Reproduce the material in full, unchanged.

Lines of data

++++++

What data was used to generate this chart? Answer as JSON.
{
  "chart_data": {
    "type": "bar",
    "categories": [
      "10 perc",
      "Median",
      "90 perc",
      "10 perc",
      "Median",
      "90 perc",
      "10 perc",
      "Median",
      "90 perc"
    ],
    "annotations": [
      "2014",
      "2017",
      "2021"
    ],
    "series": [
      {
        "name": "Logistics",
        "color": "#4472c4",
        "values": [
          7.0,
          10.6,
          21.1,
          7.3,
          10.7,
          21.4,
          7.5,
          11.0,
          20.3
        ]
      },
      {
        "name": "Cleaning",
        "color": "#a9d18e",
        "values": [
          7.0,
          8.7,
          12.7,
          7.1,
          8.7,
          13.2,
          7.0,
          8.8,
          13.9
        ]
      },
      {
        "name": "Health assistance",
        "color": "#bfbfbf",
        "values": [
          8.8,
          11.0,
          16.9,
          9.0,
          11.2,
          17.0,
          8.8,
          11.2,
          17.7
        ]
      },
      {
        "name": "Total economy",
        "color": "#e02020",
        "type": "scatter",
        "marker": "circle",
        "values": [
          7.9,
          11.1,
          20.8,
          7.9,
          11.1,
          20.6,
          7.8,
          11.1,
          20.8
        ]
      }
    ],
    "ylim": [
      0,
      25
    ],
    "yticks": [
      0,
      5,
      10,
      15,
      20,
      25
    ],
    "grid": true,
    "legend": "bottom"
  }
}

++++++

RESULT FOR THIS EXERCISE
What data was used to generate this chart? Answer as JSON.
{
  "chart_data": {
    "type": "bar",
    "categories": [
      "10 perc",
      "Median",
      "90 perc",
      "10 perc",
      "Median",
      "90 perc",
      "10 perc",
      "Median",
      "90 perc"
    ],
    "annotations": [
      "2014",
      "2017",
      "2021"
    ],
    "series": [
      {
        "name": "Logistics",
        "color": "#4472c4",
        "values": [
          7.0,
          10.6,
          21.1,
          7.3,
          10.7,
          21.4,
          7.5,
          11.0,
          20.3
        ]
      },
      {
        "name": "Cleaning",
        "color": "#a9d18e",
        "values": [
          7.0,
          8.7,
          12.7,
          7.1,
          8.7,
          13.2,
          7.0,
          8.8,
          13.9
        ]
      },
      {
        "name": "Health assistance",
        "color": "#bfbfbf",
        "values": [
          8.8,
          11.0,
          16.9,
          9.0,
          11.2,
          17.0,
          8.8,
          11.2,
          17.7
        ]
      },
      {
        "name": "Total economy",
        "color": "#e02020",
        "type": "scatter",
        "marker": "circle",
        "values": [
          7.9,
          11.1,
          20.8,
          7.9,
          11.1,
          20.6,
          7.8,
          11.1,
          20.8
        ]
      }
    ],
    "ylim": [
      0,
      25
    ],
    "yticks": [
      0,
      5,
      10,
      15,
      20,
      25
    ],
    "grid": true,
    "legend": "bottom"
  }
}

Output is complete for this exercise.